-- DATA EXCERPTS start --
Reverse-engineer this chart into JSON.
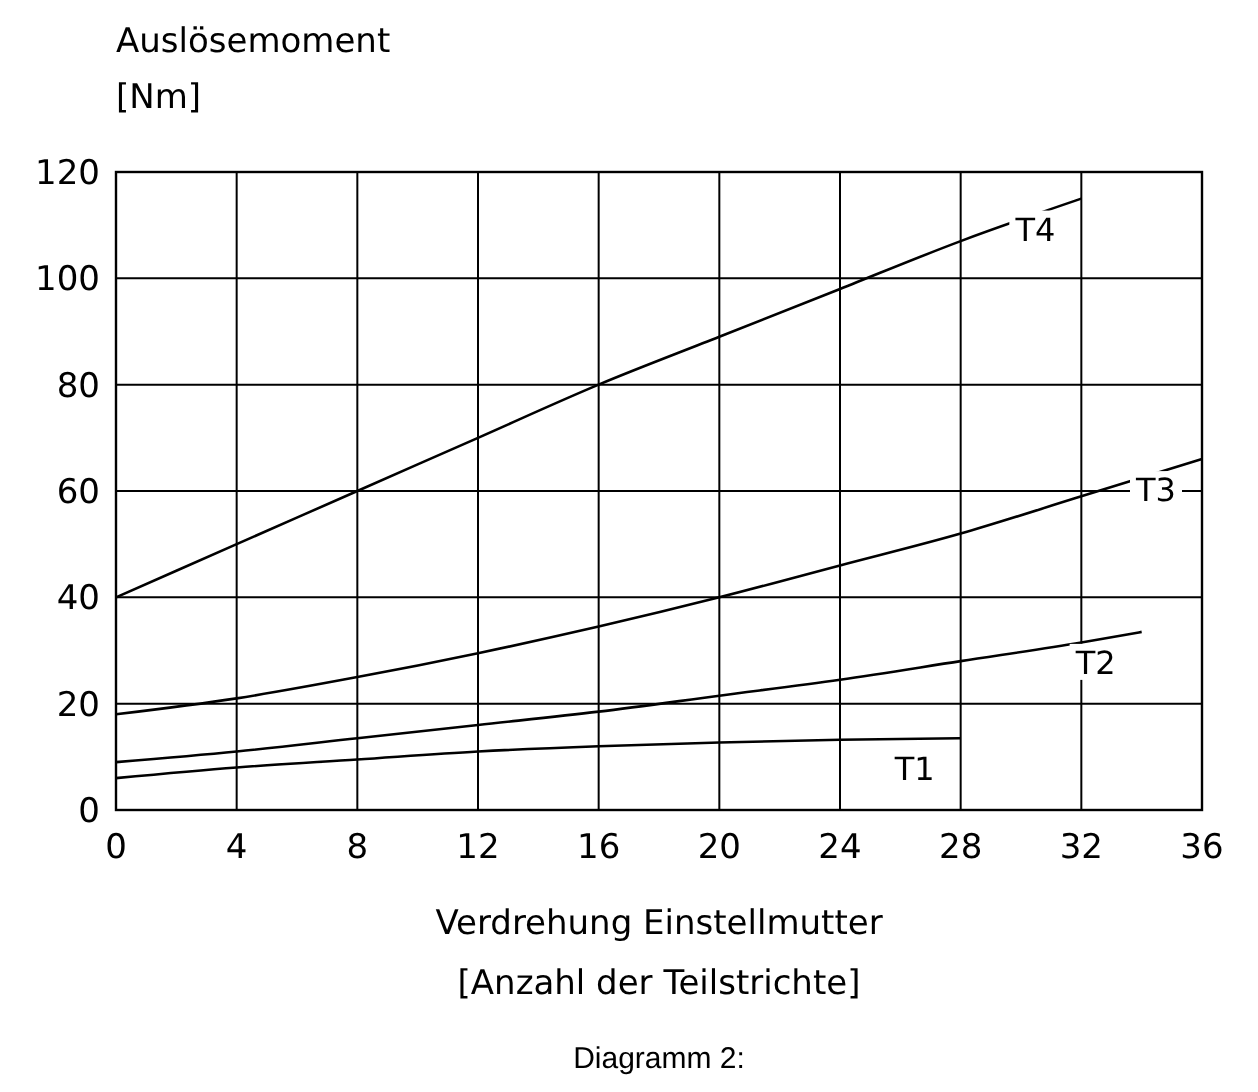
{
  "chart_data": {
    "type": "line",
    "ylabel": "Auslösemoment\n[Nm]",
    "xlabel": "Verdrehung Einstellmutter\n[Anzahl der Teilstrichte]",
    "annotations": [
      "Diagramm 2:"
    ],
    "xlim": [
      0,
      36
    ],
    "xticks": [
      0,
      4,
      8,
      12,
      16,
      20,
      24,
      28,
      32,
      36
    ],
    "ylim": [
      0,
      120
    ],
    "yticks": [
      0,
      20,
      40,
      60,
      80,
      100,
      120
    ],
    "grid": true,
    "series": [
      {
        "name": "T4",
        "color": "#000000",
        "x": [
          0,
          4,
          8,
          12,
          16,
          20,
          24,
          28,
          32
        ],
        "values": [
          40,
          50,
          60,
          70,
          80,
          89,
          98,
          107,
          115
        ]
      },
      {
        "name": "T3",
        "color": "#000000",
        "x": [
          0,
          4,
          8,
          12,
          16,
          20,
          24,
          28,
          32,
          36
        ],
        "values": [
          18,
          21,
          25,
          29.5,
          34.5,
          40,
          46,
          52,
          59,
          66
        ]
      },
      {
        "name": "T2",
        "color": "#000000",
        "x": [
          0,
          4,
          8,
          12,
          16,
          20,
          24,
          28,
          32,
          34
        ],
        "values": [
          9,
          11,
          13.5,
          16,
          18.5,
          21.5,
          24.5,
          28,
          31.5,
          33.5
        ]
      },
      {
        "name": "T1",
        "color": "#000000",
        "x": [
          0,
          4,
          8,
          12,
          16,
          20,
          24,
          28
        ],
        "values": [
          6,
          8,
          9.5,
          11,
          12,
          12.7,
          13.2,
          13.5
        ]
      }
    ]
  }
}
-- DATA EXCERPTS end --
> [THE PROBLEM] The pictures in the entries should be left out; output everything else exactly.

> [PROBLEM SOLUTION]
Reverse-engineer this chart into JSON.
{
  "chart_data": {
    "type": "line",
    "ylabel": "Auslösemoment\n[Nm]",
    "xlabel": "Verdrehung Einstellmutter\n[Anzahl der Teilstrichte]",
    "annotations": [
      "Diagramm 2:"
    ],
    "xlim": [
      0,
      36
    ],
    "xticks": [
      0,
      4,
      8,
      12,
      16,
      20,
      24,
      28,
      32,
      36
    ],
    "ylim": [
      0,
      120
    ],
    "yticks": [
      0,
      20,
      40,
      60,
      80,
      100,
      120
    ],
    "grid": true,
    "series": [
      {
        "name": "T4",
        "color": "#000000",
        "x": [
          0,
          4,
          8,
          12,
          16,
          20,
          24,
          28,
          32
        ],
        "values": [
          40,
          50,
          60,
          70,
          80,
          89,
          98,
          107,
          115
        ]
      },
      {
        "name": "T3",
        "color": "#000000",
        "x": [
          0,
          4,
          8,
          12,
          16,
          20,
          24,
          28,
          32,
          36
        ],
        "values": [
          18,
          21,
          25,
          29.5,
          34.5,
          40,
          46,
          52,
          59,
          66
        ]
      },
      {
        "name": "T2",
        "color": "#000000",
        "x": [
          0,
          4,
          8,
          12,
          16,
          20,
          24,
          28,
          32,
          34
        ],
        "values": [
          9,
          11,
          13.5,
          16,
          18.5,
          21.5,
          24.5,
          28,
          31.5,
          33.5
        ]
      },
      {
        "name": "T1",
        "color": "#000000",
        "x": [
          0,
          4,
          8,
          12,
          16,
          20,
          24,
          28
        ],
        "values": [
          6,
          8,
          9.5,
          11,
          12,
          12.7,
          13.2,
          13.5
        ]
      }
    ]
  }
}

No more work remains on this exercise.